Requirement
Repeat the following lines exactly and nothing else: the line containing "Transcribe this image's" and each line after it through the end of the listing.

Material provided
* begin *

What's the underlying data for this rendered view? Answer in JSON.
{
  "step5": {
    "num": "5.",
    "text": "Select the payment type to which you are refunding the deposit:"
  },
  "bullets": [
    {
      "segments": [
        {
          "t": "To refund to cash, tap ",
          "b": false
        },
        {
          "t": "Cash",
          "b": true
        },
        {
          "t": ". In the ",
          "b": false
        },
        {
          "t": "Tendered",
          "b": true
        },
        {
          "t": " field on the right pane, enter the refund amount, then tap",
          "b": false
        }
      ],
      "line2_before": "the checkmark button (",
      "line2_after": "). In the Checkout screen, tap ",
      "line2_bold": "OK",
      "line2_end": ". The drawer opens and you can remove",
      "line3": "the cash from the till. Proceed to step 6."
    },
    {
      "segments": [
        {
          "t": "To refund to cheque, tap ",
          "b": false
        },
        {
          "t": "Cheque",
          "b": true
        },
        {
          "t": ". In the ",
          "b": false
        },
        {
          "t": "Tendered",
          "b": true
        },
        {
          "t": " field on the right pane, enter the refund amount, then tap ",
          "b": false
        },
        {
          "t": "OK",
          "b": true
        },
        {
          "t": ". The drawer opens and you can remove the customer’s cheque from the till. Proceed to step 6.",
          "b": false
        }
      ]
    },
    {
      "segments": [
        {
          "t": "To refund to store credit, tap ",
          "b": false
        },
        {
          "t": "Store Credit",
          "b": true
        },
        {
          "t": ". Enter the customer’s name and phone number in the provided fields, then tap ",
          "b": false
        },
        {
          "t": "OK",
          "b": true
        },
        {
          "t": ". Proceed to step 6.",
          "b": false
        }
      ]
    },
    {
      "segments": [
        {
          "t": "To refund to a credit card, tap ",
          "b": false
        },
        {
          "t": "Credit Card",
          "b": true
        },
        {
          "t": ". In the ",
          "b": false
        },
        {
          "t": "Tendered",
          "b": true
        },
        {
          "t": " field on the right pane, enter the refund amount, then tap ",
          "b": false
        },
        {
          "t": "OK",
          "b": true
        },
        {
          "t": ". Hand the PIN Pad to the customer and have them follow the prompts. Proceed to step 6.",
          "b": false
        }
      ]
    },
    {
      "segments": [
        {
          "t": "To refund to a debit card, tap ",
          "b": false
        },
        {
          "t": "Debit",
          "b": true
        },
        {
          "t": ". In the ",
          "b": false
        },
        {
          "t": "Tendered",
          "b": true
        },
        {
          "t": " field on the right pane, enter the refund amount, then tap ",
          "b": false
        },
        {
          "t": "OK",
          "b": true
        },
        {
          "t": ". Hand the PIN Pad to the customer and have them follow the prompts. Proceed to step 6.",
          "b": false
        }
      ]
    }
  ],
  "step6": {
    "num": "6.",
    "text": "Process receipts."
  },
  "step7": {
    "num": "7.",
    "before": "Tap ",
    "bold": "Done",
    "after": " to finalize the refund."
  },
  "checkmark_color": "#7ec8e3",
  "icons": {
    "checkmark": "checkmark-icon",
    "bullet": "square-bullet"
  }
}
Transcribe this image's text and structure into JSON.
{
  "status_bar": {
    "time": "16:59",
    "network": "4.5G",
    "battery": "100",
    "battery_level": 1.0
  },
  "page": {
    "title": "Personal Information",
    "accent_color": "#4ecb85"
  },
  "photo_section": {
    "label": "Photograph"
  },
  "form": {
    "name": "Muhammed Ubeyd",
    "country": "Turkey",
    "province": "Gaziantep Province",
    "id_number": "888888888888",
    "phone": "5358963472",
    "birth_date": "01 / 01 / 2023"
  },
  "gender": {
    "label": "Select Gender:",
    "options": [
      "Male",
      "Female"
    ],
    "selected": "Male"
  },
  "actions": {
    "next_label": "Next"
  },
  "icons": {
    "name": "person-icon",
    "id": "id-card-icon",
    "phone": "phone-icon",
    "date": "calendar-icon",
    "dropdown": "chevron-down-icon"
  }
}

* end *

Task answer
Transcribe this image's text and structure into JSON.
{
  "status_bar": {
    "time": "16:59",
    "network": "4.5G",
    "battery": "100",
    "battery_level": 1.0
  },
  "page": {
    "title": "Personal Information",
    "accent_color": "#4ecb85"
  },
  "photo_section": {
    "label": "Photograph"
  },
  "form": {
    "name": "Muhammed Ubeyd",
    "country": "Turkey",
    "province": "Gaziantep Province",
    "id_number": "888888888888",
    "phone": "5358963472",
    "birth_date": "01 / 01 / 2023"
  },
  "gender": {
    "label": "Select Gender:",
    "options": [
      "Male",
      "Female"
    ],
    "selected": "Male"
  },
  "actions": {
    "next_label": "Next"
  },
  "icons": {
    "name": "person-icon",
    "id": "id-card-icon",
    "phone": "phone-icon",
    "date": "calendar-icon",
    "dropdown": "chevron-down-icon"
  }
}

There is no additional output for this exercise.